| Written request |
Return each line containing "very".

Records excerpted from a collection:
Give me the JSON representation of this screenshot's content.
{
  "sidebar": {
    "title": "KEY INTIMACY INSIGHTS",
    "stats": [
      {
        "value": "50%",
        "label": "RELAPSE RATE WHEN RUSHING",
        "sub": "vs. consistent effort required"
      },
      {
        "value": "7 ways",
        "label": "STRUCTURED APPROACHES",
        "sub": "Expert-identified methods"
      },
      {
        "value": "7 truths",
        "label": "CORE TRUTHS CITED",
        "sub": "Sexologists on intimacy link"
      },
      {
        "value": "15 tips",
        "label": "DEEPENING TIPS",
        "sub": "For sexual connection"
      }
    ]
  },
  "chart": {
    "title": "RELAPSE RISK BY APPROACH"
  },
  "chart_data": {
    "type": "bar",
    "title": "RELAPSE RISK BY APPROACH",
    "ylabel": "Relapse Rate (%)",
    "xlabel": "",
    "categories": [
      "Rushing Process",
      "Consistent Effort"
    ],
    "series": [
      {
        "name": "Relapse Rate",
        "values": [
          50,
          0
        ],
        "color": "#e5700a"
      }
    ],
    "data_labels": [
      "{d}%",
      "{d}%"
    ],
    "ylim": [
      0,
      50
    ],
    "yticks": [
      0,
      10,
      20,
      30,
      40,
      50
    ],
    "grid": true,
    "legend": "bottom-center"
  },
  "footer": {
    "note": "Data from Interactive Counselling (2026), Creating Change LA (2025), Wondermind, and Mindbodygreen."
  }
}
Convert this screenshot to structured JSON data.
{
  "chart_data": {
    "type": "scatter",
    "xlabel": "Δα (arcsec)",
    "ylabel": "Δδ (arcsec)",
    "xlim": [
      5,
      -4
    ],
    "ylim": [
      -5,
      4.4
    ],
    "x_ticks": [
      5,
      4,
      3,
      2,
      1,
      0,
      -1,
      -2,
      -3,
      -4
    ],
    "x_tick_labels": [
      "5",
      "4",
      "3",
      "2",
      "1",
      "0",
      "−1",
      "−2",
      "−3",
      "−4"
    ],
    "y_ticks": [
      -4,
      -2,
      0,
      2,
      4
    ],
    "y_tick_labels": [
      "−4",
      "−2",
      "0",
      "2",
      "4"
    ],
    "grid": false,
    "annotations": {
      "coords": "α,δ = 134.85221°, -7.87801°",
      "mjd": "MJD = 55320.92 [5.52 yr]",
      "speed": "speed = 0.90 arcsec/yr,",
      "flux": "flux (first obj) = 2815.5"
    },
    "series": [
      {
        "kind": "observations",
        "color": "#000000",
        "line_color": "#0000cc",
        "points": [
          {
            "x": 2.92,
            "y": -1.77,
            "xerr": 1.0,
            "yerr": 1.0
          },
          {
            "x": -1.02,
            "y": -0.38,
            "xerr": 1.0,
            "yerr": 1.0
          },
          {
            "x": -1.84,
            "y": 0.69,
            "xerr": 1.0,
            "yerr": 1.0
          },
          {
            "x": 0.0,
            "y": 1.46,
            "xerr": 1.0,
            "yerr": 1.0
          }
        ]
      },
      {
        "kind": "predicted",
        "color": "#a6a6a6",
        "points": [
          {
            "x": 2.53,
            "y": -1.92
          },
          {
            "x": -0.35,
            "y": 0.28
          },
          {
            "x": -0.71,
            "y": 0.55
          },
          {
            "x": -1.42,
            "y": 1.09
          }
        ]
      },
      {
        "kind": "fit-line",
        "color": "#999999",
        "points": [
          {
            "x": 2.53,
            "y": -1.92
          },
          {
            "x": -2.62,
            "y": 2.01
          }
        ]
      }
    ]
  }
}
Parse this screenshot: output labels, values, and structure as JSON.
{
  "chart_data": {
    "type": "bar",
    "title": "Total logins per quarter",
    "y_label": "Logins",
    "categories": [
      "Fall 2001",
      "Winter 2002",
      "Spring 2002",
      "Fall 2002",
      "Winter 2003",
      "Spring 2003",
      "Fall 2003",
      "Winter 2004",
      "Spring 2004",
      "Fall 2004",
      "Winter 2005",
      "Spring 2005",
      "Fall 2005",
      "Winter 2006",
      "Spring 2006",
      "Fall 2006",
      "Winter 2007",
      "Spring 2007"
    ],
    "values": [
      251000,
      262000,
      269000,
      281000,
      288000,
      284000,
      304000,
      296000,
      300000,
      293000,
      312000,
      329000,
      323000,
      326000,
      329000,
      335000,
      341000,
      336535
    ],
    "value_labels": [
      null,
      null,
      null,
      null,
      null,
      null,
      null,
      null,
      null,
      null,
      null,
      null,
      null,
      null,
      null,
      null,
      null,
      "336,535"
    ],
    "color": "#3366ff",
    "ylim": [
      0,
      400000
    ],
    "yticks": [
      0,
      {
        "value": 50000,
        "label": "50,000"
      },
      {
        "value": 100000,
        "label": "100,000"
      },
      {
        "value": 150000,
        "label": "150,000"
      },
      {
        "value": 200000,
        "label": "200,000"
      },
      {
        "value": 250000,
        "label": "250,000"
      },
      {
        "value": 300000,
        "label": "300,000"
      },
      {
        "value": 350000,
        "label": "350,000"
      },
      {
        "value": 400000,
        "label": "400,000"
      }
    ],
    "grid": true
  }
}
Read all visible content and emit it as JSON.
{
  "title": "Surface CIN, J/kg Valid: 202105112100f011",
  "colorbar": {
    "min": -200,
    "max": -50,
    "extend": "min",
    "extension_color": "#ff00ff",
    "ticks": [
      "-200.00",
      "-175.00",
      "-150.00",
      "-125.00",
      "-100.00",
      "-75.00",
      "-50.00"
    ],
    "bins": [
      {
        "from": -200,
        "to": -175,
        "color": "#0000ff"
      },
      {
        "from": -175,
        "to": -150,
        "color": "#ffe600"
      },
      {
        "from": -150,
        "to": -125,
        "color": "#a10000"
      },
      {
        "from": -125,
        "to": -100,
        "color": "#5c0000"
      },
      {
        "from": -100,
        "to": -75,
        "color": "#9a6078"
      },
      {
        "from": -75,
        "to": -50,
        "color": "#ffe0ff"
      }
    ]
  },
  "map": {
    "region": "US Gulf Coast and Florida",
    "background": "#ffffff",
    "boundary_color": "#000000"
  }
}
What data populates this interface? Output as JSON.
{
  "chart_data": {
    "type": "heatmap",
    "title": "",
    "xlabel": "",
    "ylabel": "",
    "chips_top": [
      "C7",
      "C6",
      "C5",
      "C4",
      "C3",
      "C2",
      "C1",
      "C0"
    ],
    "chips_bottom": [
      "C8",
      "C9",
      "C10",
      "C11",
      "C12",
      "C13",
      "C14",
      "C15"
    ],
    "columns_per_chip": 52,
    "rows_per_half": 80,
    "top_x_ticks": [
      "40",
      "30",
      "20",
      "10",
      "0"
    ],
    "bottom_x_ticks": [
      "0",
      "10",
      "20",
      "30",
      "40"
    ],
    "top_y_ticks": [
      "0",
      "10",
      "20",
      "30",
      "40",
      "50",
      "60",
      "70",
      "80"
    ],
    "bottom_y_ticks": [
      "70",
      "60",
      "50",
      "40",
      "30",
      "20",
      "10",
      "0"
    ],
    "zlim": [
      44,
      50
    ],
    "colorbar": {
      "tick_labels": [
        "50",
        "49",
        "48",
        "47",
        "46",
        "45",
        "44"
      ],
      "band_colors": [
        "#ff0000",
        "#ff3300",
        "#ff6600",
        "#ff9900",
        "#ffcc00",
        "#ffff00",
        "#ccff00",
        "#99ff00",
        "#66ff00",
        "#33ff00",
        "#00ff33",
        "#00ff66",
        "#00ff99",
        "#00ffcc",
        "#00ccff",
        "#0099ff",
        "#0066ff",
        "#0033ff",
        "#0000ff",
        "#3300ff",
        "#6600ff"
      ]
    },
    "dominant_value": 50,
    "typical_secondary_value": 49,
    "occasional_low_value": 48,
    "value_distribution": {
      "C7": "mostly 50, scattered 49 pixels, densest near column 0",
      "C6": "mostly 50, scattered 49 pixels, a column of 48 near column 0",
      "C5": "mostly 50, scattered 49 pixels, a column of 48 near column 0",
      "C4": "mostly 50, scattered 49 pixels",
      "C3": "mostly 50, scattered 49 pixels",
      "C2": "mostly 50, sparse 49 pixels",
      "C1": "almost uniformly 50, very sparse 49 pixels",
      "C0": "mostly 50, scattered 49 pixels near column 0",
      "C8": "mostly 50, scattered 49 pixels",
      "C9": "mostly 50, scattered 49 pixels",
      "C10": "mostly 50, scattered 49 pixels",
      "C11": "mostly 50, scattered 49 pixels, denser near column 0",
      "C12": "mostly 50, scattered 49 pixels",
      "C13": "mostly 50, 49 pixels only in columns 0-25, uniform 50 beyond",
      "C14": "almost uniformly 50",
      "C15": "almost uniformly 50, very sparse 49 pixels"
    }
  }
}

| Output for this exercise |
      "C1": "almost uniformly 50, very sparse 49 pixels",
      "C15": "almost uniformly 50, very sparse 49 pixels"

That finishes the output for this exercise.